(TASK INPUT):
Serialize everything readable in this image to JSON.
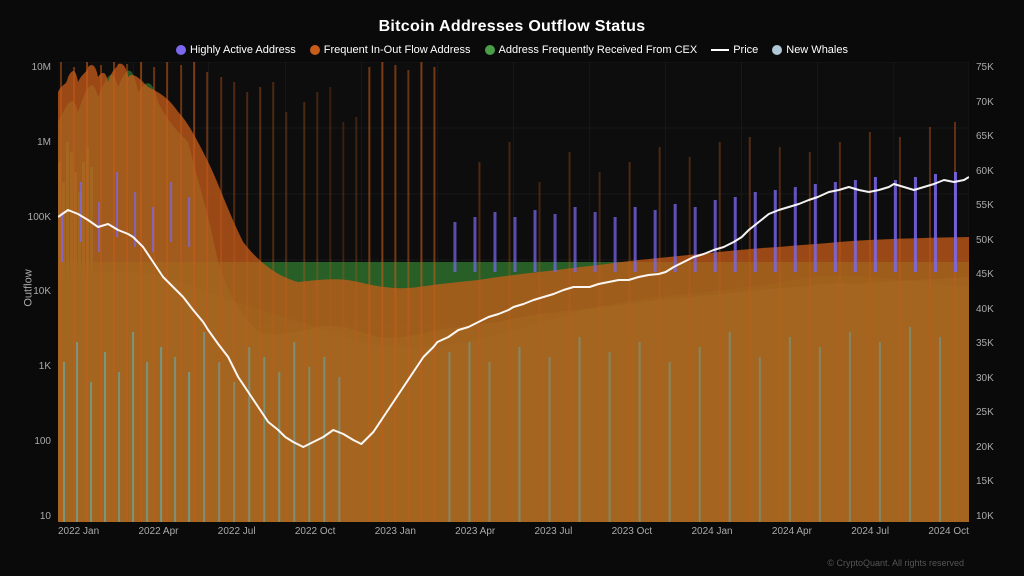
{
  "title": "Bitcoin Addresses Outflow Status",
  "legend": [
    {
      "label": "Highly Active Address",
      "color": "#7b68ee",
      "type": "dot"
    },
    {
      "label": "Frequent In-Out Flow Address",
      "color": "#c85c1a",
      "type": "dot"
    },
    {
      "label": "Address Frequently Received From CEX",
      "color": "#4a9e4a",
      "type": "dot"
    },
    {
      "label": "Price",
      "color": "#ffffff",
      "type": "line"
    },
    {
      "label": "New Whales",
      "color": "#b0c8d8",
      "type": "dot"
    }
  ],
  "yAxisLeft": [
    "10M",
    "1M",
    "100K",
    "10K",
    "1K",
    "100",
    "10"
  ],
  "yAxisRight": [
    "75K",
    "70K",
    "65K",
    "60K",
    "55K",
    "50K",
    "45K",
    "40K",
    "35K",
    "30K",
    "25K",
    "20K",
    "15K",
    "10K"
  ],
  "xAxisLabels": [
    "2022 Jan",
    "2022 Apr",
    "2022 Jul",
    "2022 Oct",
    "2023 Jan",
    "2023 Apr",
    "2023 Jul",
    "2023 Oct",
    "2024 Jan",
    "2024 Apr",
    "2024 Jul",
    "2024 Oct"
  ],
  "yAxisLabel": "Outflow",
  "copyright": "© CryptoQuant. All rights reserved"
}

(GIVEN INSTRUCTION):
Leave out the pictures and copy every record above exactly.

(EXERCISE ANSWER):
Serialize everything readable in this image to JSON.
{
  "title": "Bitcoin Addresses Outflow Status",
  "legend": [
    {
      "label": "Highly Active Address",
      "color": "#7b68ee",
      "type": "dot"
    },
    {
      "label": "Frequent In-Out Flow Address",
      "color": "#c85c1a",
      "type": "dot"
    },
    {
      "label": "Address Frequently Received From CEX",
      "color": "#4a9e4a",
      "type": "dot"
    },
    {
      "label": "Price",
      "color": "#ffffff",
      "type": "line"
    },
    {
      "label": "New Whales",
      "color": "#b0c8d8",
      "type": "dot"
    }
  ],
  "yAxisLeft": [
    "10M",
    "1M",
    "100K",
    "10K",
    "1K",
    "100",
    "10"
  ],
  "yAxisRight": [
    "75K",
    "70K",
    "65K",
    "60K",
    "55K",
    "50K",
    "45K",
    "40K",
    "35K",
    "30K",
    "25K",
    "20K",
    "15K",
    "10K"
  ],
  "xAxisLabels": [
    "2022 Jan",
    "2022 Apr",
    "2022 Jul",
    "2022 Oct",
    "2023 Jan",
    "2023 Apr",
    "2023 Jul",
    "2023 Oct",
    "2024 Jan",
    "2024 Apr",
    "2024 Jul",
    "2024 Oct"
  ],
  "yAxisLabel": "Outflow",
  "copyright": "© CryptoQuant. All rights reserved"
}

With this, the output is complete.